#### TASK
Pull out every line of the listing below where "VanDeVenter" appears.

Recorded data
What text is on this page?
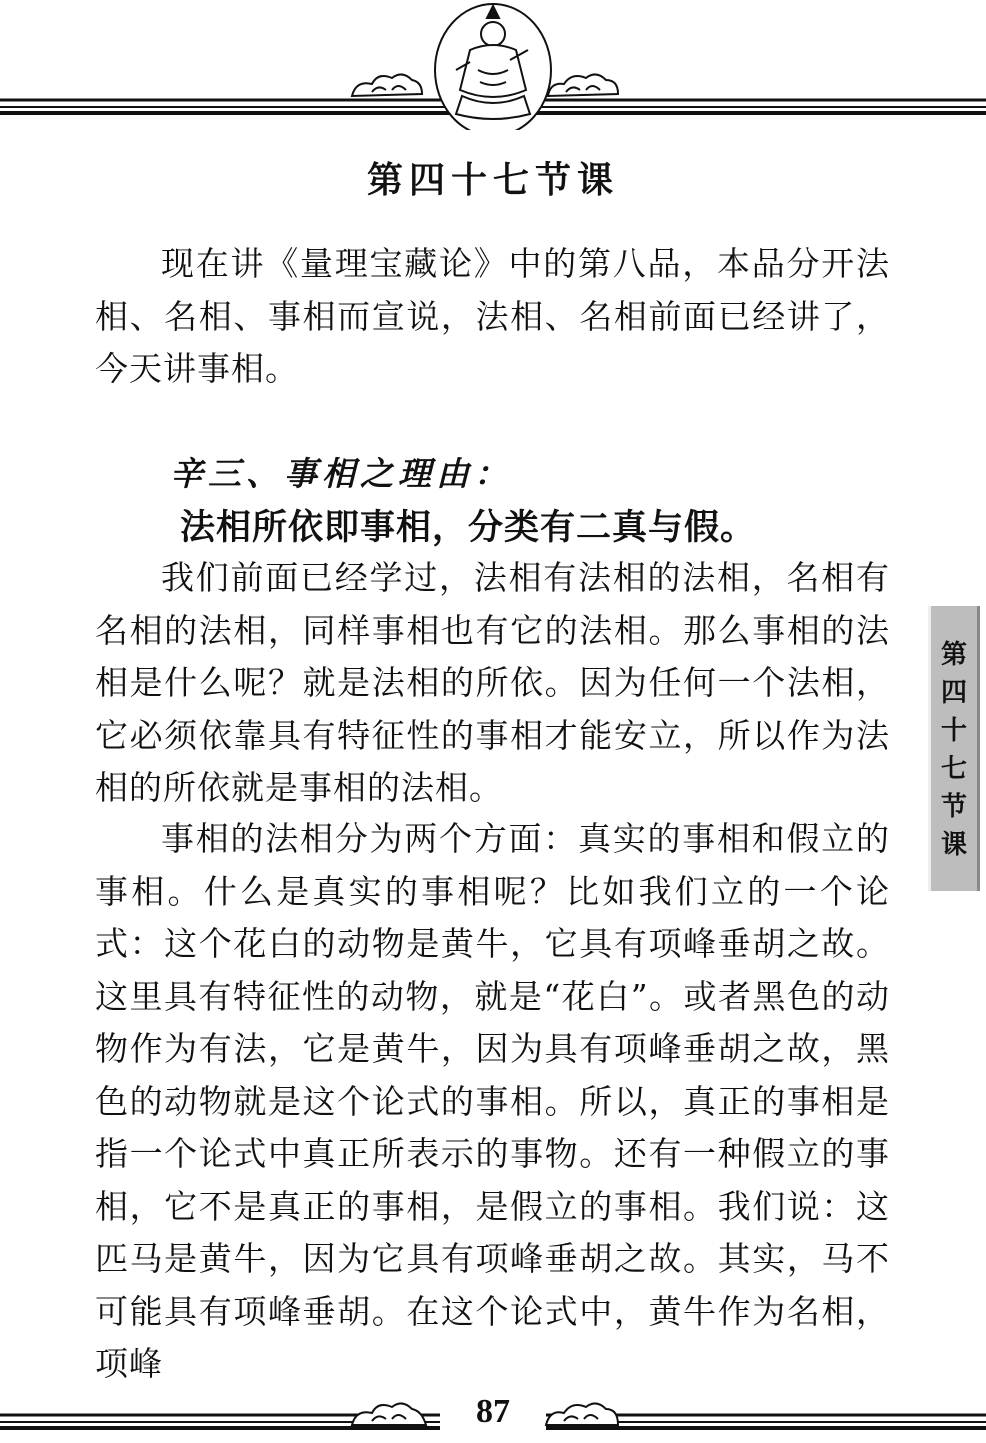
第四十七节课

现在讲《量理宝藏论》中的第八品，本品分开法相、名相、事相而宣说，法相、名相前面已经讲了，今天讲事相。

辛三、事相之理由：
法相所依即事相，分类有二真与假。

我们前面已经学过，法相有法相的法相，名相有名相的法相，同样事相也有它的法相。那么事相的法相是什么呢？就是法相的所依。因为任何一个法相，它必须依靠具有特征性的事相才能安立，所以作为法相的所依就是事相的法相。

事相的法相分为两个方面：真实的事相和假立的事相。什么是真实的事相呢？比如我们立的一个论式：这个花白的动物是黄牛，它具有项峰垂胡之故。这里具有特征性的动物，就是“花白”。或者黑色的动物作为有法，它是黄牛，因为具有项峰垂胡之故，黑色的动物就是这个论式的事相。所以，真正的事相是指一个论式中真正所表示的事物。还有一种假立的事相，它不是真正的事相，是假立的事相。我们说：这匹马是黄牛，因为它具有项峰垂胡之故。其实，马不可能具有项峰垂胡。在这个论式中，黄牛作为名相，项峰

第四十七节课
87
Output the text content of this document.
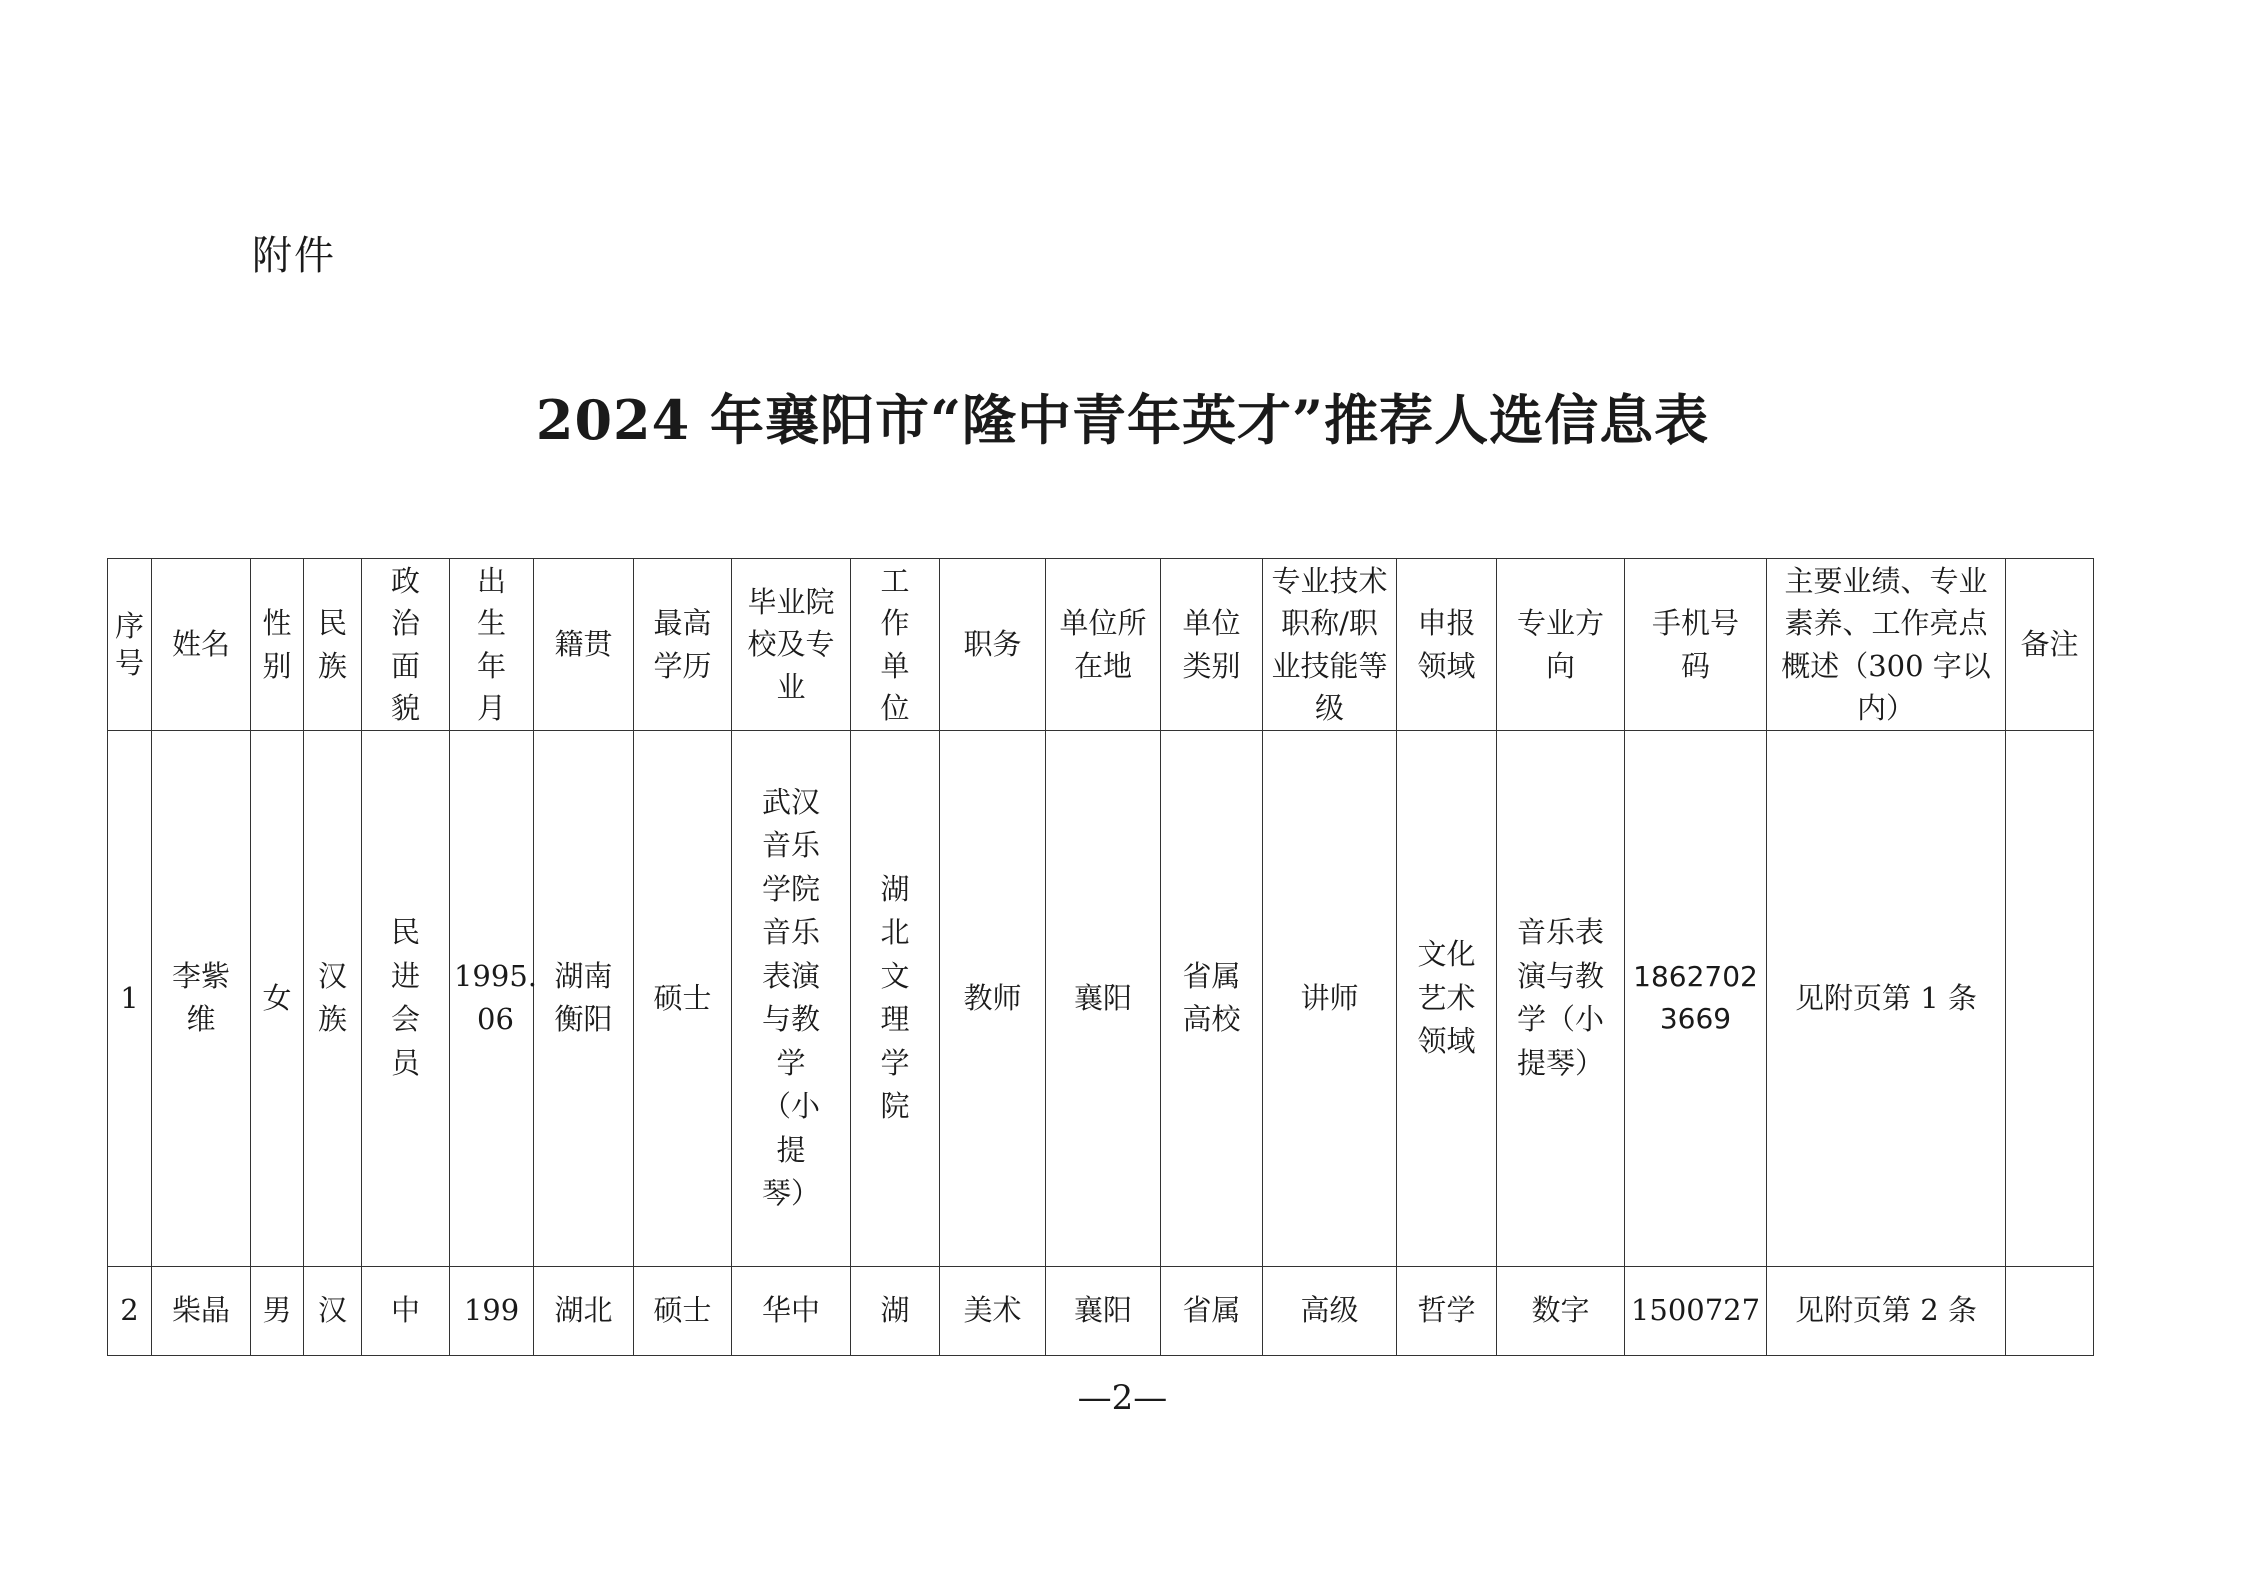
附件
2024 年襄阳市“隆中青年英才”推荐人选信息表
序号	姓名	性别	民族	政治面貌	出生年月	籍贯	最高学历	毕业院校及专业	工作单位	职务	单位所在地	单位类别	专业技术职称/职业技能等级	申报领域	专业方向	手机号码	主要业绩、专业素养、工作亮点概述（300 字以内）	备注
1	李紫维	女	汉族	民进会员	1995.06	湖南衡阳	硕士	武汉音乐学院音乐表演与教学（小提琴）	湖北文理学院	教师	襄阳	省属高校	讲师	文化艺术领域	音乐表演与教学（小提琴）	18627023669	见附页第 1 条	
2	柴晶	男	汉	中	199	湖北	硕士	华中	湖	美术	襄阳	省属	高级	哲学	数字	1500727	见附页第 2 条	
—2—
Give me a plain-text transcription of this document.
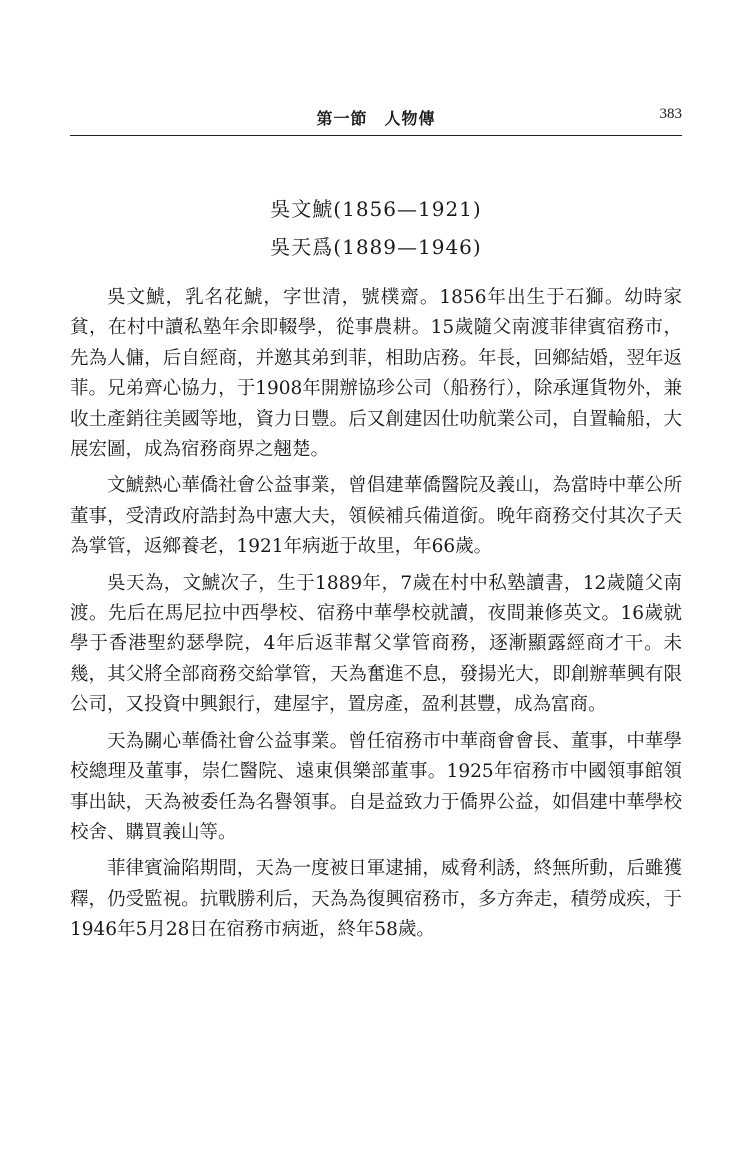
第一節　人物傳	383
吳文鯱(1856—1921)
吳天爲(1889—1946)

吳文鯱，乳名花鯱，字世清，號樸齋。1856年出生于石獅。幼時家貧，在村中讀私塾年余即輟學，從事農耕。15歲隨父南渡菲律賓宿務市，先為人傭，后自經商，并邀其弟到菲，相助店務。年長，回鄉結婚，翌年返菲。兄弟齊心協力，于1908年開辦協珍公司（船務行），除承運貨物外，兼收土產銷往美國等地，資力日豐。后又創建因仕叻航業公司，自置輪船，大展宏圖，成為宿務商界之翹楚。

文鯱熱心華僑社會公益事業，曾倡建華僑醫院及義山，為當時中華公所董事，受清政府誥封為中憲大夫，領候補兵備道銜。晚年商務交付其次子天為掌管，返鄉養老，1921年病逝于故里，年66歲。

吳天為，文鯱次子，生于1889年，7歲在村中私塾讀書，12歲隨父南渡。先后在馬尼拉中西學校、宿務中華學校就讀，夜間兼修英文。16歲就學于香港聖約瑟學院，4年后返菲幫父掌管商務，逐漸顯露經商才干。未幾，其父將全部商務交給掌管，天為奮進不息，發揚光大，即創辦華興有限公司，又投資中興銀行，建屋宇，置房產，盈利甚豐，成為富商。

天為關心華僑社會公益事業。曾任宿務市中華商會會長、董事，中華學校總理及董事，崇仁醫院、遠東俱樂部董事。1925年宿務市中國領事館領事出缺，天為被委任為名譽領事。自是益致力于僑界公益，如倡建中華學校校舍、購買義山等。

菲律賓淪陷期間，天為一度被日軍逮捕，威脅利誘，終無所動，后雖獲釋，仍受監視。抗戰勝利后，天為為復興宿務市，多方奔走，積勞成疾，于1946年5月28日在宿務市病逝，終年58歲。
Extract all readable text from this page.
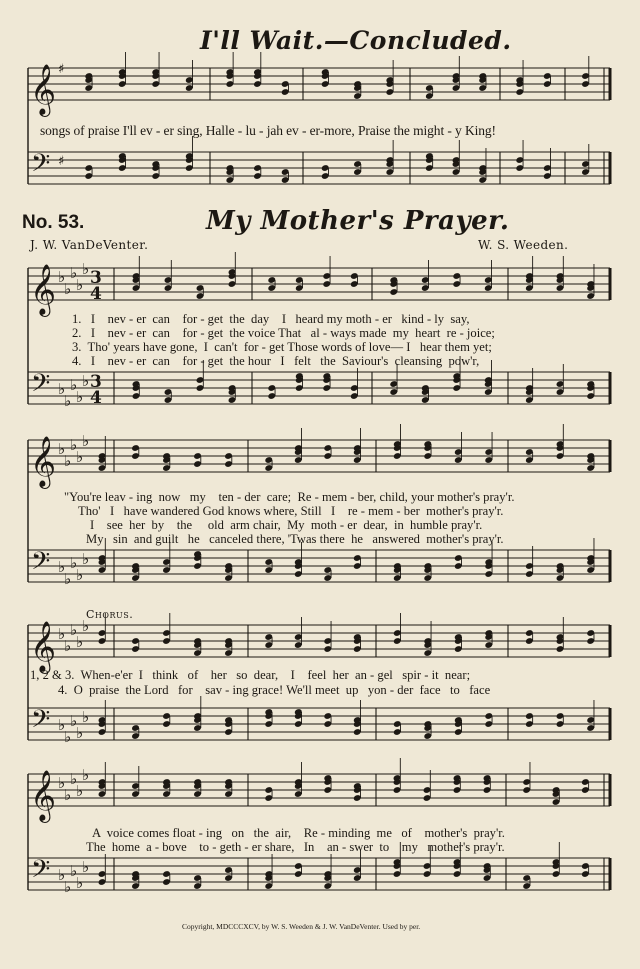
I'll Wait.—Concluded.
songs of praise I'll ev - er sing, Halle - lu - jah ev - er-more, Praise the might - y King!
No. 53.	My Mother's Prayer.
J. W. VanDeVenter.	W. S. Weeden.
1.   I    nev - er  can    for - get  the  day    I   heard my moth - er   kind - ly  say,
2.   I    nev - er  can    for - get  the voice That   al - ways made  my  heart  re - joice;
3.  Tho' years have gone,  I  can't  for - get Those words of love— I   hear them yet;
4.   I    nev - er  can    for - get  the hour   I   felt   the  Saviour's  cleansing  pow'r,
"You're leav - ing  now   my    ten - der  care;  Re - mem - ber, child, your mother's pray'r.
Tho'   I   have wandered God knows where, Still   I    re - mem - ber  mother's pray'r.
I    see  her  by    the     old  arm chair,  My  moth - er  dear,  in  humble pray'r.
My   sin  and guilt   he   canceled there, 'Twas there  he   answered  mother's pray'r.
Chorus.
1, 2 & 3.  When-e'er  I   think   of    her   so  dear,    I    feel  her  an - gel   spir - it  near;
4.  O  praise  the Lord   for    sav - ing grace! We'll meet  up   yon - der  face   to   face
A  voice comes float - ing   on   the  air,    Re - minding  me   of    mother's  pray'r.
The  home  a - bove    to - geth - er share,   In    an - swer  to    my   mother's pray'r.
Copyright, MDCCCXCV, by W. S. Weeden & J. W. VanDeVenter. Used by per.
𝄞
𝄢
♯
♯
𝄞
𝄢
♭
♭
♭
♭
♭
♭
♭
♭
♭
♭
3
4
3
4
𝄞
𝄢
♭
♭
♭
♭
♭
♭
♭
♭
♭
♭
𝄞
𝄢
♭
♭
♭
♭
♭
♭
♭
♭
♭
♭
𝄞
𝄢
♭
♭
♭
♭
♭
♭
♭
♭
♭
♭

#### FULL ANSWER
J. W. VanDeVenter.	W. S. Weeden.
Copyright, MDCCCXCV, by W. S. Weeden & J. W. VanDeVenter. Used by per.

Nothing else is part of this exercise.